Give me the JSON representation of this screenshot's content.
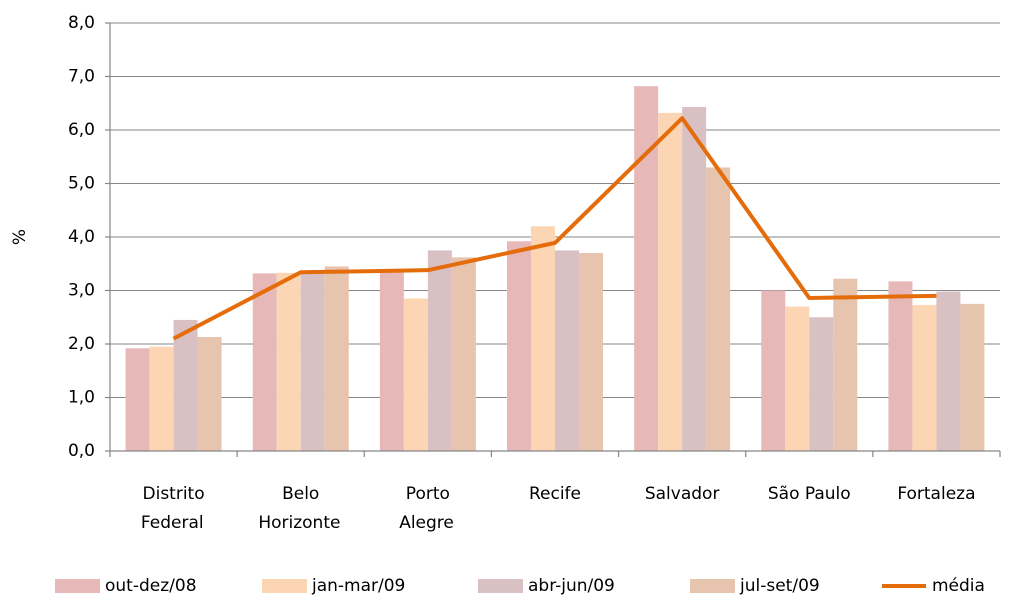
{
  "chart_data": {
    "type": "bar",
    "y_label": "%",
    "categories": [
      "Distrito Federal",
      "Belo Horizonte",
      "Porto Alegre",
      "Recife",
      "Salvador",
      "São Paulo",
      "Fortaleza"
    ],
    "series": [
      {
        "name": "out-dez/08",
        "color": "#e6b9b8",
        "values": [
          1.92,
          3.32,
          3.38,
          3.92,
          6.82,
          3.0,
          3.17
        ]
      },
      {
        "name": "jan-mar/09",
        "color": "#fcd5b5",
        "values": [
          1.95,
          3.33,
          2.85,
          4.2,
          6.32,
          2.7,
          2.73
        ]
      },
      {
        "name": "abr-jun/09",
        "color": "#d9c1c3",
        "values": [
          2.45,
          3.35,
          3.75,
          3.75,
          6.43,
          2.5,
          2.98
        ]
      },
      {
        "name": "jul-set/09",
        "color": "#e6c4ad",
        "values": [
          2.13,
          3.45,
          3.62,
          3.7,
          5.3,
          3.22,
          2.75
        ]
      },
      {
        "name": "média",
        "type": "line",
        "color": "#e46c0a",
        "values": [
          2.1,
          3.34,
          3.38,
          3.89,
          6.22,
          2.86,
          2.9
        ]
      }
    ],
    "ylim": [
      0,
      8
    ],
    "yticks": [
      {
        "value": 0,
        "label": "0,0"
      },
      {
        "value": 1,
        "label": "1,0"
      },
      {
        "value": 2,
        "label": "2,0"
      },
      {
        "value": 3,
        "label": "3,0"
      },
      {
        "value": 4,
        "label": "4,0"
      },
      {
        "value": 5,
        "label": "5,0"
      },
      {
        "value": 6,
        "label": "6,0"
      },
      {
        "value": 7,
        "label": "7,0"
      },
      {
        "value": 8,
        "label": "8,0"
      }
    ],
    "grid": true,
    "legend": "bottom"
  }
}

---

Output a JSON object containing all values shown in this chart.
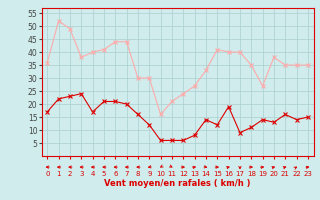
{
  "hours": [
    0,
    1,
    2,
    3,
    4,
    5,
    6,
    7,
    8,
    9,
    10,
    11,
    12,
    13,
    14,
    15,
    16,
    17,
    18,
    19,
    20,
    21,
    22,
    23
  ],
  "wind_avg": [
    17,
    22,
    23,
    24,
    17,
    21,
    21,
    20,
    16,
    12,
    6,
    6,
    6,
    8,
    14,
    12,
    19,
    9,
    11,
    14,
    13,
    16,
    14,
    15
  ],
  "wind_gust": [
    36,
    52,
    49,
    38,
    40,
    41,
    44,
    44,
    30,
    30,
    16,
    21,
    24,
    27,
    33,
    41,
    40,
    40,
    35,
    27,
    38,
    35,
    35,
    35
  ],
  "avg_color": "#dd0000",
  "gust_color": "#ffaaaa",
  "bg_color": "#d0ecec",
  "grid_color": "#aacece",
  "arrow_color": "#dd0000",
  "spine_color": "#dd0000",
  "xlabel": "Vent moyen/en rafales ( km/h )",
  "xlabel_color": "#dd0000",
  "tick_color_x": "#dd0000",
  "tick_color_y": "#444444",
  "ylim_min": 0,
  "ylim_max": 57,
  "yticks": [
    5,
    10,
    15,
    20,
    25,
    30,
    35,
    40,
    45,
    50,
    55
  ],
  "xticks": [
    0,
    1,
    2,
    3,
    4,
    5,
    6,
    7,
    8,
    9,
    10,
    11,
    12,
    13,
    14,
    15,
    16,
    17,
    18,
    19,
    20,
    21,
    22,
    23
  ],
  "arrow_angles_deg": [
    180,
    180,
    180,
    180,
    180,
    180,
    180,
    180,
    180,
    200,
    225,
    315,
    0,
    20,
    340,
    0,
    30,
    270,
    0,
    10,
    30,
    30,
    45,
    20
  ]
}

Given exercise — Gather and copy every line of the data in which the string "JSON" is found.

Task result —
Give me the JSON representation of this screenshot's content.
Output a JSON object containing all values shown in this chart.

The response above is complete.